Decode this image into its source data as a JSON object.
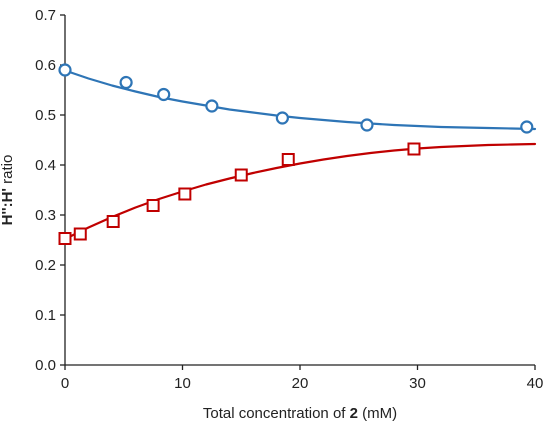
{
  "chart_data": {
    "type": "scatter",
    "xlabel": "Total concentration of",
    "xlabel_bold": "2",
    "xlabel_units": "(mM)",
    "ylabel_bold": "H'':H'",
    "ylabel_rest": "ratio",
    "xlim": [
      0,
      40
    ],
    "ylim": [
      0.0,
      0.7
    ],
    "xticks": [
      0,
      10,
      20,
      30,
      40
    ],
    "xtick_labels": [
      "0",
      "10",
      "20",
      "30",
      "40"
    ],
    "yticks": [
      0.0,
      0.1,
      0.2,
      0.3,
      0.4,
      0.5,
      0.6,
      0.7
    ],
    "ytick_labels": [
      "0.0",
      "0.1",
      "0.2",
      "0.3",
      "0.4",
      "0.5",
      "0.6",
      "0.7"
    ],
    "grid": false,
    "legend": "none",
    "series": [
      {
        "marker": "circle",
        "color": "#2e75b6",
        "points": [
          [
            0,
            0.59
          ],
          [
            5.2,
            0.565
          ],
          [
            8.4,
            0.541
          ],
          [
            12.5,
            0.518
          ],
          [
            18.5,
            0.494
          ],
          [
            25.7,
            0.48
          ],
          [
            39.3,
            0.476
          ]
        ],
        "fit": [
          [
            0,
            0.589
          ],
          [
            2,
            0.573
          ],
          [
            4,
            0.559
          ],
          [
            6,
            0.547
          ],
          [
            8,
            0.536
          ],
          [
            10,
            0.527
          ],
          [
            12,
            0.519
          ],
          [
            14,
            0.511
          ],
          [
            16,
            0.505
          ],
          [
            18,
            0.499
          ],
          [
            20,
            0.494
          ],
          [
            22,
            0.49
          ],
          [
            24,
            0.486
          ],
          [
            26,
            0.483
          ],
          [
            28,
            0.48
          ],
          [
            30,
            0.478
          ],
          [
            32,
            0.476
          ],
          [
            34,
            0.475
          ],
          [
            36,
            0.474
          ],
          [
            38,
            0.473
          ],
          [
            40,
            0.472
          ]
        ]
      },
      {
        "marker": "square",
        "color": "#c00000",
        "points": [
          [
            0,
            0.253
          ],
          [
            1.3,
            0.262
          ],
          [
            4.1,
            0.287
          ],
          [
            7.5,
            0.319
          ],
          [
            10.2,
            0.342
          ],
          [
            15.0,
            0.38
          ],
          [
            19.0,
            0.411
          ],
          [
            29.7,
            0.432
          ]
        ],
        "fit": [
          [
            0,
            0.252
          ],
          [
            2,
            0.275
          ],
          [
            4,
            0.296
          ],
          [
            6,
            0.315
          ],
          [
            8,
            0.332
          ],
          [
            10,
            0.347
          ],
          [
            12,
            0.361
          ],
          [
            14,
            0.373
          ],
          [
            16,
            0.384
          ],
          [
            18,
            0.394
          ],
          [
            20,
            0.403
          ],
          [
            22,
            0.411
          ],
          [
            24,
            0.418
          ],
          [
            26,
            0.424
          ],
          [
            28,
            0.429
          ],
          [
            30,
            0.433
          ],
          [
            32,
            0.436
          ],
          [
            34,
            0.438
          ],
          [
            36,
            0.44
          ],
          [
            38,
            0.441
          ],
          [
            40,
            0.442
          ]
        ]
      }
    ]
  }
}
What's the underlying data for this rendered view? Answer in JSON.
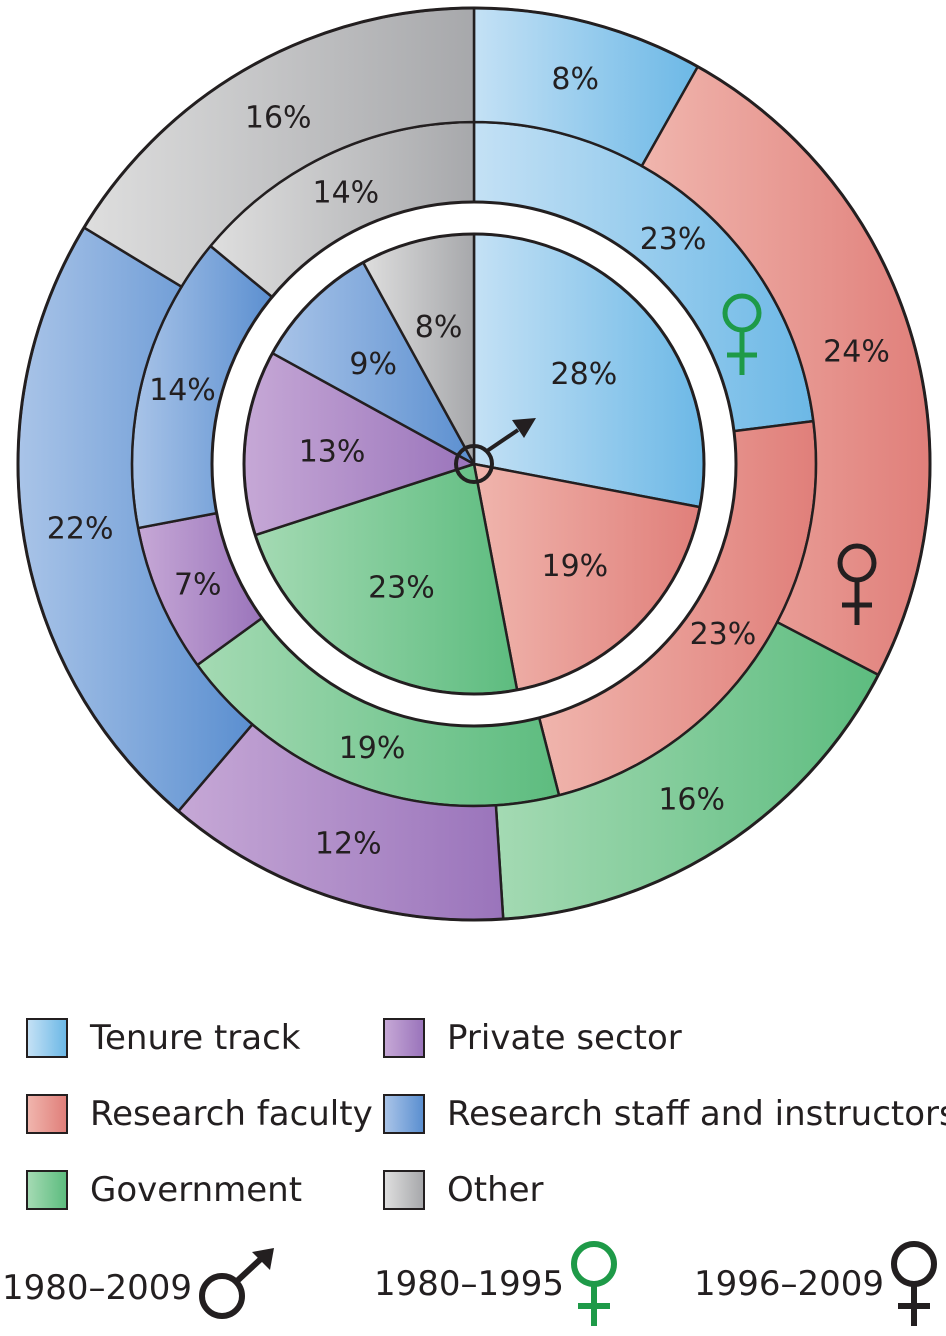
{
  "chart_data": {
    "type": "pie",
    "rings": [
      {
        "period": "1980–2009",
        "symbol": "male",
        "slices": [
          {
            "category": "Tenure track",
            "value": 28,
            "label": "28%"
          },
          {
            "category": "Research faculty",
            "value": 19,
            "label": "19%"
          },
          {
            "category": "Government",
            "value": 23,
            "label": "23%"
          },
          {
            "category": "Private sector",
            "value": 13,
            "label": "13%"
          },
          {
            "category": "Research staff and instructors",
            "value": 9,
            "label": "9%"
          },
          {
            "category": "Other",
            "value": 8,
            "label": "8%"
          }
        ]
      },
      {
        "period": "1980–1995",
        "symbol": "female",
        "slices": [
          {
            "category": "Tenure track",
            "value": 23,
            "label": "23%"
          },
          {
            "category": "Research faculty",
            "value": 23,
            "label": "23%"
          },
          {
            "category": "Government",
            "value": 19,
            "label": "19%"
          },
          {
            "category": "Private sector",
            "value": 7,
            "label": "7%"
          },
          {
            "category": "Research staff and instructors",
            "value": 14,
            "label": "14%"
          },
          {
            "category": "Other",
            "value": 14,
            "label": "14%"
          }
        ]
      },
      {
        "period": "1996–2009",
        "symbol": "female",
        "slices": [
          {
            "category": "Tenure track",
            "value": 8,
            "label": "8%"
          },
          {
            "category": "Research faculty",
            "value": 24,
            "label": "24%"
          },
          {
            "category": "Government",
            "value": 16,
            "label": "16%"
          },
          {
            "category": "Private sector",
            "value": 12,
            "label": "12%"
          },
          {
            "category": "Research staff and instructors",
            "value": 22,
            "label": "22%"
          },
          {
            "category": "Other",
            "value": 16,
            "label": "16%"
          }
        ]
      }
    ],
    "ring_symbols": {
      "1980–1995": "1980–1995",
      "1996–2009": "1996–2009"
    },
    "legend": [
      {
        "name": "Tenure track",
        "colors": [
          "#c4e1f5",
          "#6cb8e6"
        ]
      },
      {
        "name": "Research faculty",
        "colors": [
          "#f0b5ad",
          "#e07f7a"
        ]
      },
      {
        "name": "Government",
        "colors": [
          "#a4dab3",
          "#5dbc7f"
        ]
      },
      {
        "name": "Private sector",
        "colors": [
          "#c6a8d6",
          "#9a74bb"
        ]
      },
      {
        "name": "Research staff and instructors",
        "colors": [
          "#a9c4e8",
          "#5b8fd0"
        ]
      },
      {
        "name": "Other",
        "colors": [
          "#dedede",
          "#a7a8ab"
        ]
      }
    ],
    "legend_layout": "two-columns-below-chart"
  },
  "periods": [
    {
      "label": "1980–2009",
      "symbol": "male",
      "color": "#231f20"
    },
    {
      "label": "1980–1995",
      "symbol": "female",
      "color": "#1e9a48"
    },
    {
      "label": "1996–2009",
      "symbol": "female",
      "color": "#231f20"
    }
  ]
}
^^^^^^^^
_Exercise_
Transcribe each entry precisely as given, leaving the pictures out.

_Task solution_
Decode this image into its source data as a JSON object.
{
  "chart_data": {
    "type": "scatter",
    "xlabel": "Total concentration of",
    "xlabel_bold": "2",
    "xlabel_units": "(mM)",
    "ylabel_bold": "H'':H'",
    "ylabel_rest": "ratio",
    "xlim": [
      0,
      40
    ],
    "ylim": [
      0.0,
      0.7
    ],
    "xticks": [
      0,
      10,
      20,
      30,
      40
    ],
    "xtick_labels": [
      "0",
      "10",
      "20",
      "30",
      "40"
    ],
    "yticks": [
      0.0,
      0.1,
      0.2,
      0.3,
      0.4,
      0.5,
      0.6,
      0.7
    ],
    "ytick_labels": [
      "0.0",
      "0.1",
      "0.2",
      "0.3",
      "0.4",
      "0.5",
      "0.6",
      "0.7"
    ],
    "grid": false,
    "legend": "none",
    "series": [
      {
        "marker": "circle",
        "color": "#2e75b6",
        "points": [
          [
            0,
            0.59
          ],
          [
            5.2,
            0.565
          ],
          [
            8.4,
            0.541
          ],
          [
            12.5,
            0.518
          ],
          [
            18.5,
            0.494
          ],
          [
            25.7,
            0.48
          ],
          [
            39.3,
            0.476
          ]
        ],
        "fit": [
          [
            0,
            0.589
          ],
          [
            2,
            0.573
          ],
          [
            4,
            0.559
          ],
          [
            6,
            0.547
          ],
          [
            8,
            0.536
          ],
          [
            10,
            0.527
          ],
          [
            12,
            0.519
          ],
          [
            14,
            0.511
          ],
          [
            16,
            0.505
          ],
          [
            18,
            0.499
          ],
          [
            20,
            0.494
          ],
          [
            22,
            0.49
          ],
          [
            24,
            0.486
          ],
          [
            26,
            0.483
          ],
          [
            28,
            0.48
          ],
          [
            30,
            0.478
          ],
          [
            32,
            0.476
          ],
          [
            34,
            0.475
          ],
          [
            36,
            0.474
          ],
          [
            38,
            0.473
          ],
          [
            40,
            0.472
          ]
        ]
      },
      {
        "marker": "square",
        "color": "#c00000",
        "points": [
          [
            0,
            0.253
          ],
          [
            1.3,
            0.262
          ],
          [
            4.1,
            0.287
          ],
          [
            7.5,
            0.319
          ],
          [
            10.2,
            0.342
          ],
          [
            15.0,
            0.38
          ],
          [
            19.0,
            0.411
          ],
          [
            29.7,
            0.432
          ]
        ],
        "fit": [
          [
            0,
            0.252
          ],
          [
            2,
            0.275
          ],
          [
            4,
            0.296
          ],
          [
            6,
            0.315
          ],
          [
            8,
            0.332
          ],
          [
            10,
            0.347
          ],
          [
            12,
            0.361
          ],
          [
            14,
            0.373
          ],
          [
            16,
            0.384
          ],
          [
            18,
            0.394
          ],
          [
            20,
            0.403
          ],
          [
            22,
            0.411
          ],
          [
            24,
            0.418
          ],
          [
            26,
            0.424
          ],
          [
            28,
            0.429
          ],
          [
            30,
            0.433
          ],
          [
            32,
            0.436
          ],
          [
            34,
            0.438
          ],
          [
            36,
            0.44
          ],
          [
            38,
            0.441
          ],
          [
            40,
            0.442
          ]
        ]
      }
    ]
  }
}
What's the underlying data for this rendered view? Answer in JSON.
{
  "chart_data": {
    "type": "pie",
    "rings": [
      {
        "period": "1980–2009",
        "symbol": "male",
        "slices": [
          {
            "category": "Tenure track",
            "value": 28,
            "label": "28%"
          },
          {
            "category": "Research faculty",
            "value": 19,
            "label": "19%"
          },
          {
            "category": "Government",
            "value": 23,
            "label": "23%"
          },
          {
            "category": "Private sector",
            "value": 13,
            "label": "13%"
          },
          {
            "category": "Research staff and instructors",
            "value": 9,
            "label": "9%"
          },
          {
            "category": "Other",
            "value": 8,
            "label": "8%"
          }
        ]
      },
      {
        "period": "1980–1995",
        "symbol": "female",
        "slices": [
          {
            "category": "Tenure track",
            "value": 23,
            "label": "23%"
          },
          {
            "category": "Research faculty",
            "value": 23,
            "label": "23%"
          },
          {
            "category": "Government",
            "value": 19,
            "label": "19%"
          },
          {
            "category": "Private sector",
            "value": 7,
            "label": "7%"
          },
          {
            "category": "Research staff and instructors",
            "value": 14,
            "label": "14%"
          },
          {
            "category": "Other",
            "value": 14,
            "label": "14%"
          }
        ]
      },
      {
        "period": "1996–2009",
        "symbol": "female",
        "slices": [
          {
            "category": "Tenure track",
            "value": 8,
            "label": "8%"
          },
          {
            "category": "Research faculty",
            "value": 24,
            "label": "24%"
          },
          {
            "category": "Government",
            "value": 16,
            "label": "16%"
          },
          {
            "category": "Private sector",
            "value": 12,
            "label": "12%"
          },
          {
            "category": "Research staff and instructors",
            "value": 22,
            "label": "22%"
          },
          {
            "category": "Other",
            "value": 16,
            "label": "16%"
          }
        ]
      }
    ],
    "ring_symbols": {
      "1980–1995": "1980–1995",
      "1996–2009": "1996–2009"
    },
    "legend": [
      {
        "name": "Tenure track",
        "colors": [
          "#c4e1f5",
          "#6cb8e6"
        ]
      },
      {
        "name": "Research faculty",
        "colors": [
          "#f0b5ad",
          "#e07f7a"
        ]
      },
      {
        "name": "Government",
        "colors": [
          "#a4dab3",
          "#5dbc7f"
        ]
      },
      {
        "name": "Private sector",
        "colors": [
          "#c6a8d6",
          "#9a74bb"
        ]
      },
      {
        "name": "Research staff and instructors",
        "colors": [
          "#a9c4e8",
          "#5b8fd0"
        ]
      },
      {
        "name": "Other",
        "colors": [
          "#dedede",
          "#a7a8ab"
        ]
      }
    ],
    "legend_layout": "two-columns-below-chart"
  },
  "periods": [
    {
      "label": "1980–2009",
      "symbol": "male",
      "color": "#231f20"
    },
    {
      "label": "1980–1995",
      "symbol": "female",
      "color": "#1e9a48"
    },
    {
      "label": "1996–2009",
      "symbol": "female",
      "color": "#231f20"
    }
  ]
}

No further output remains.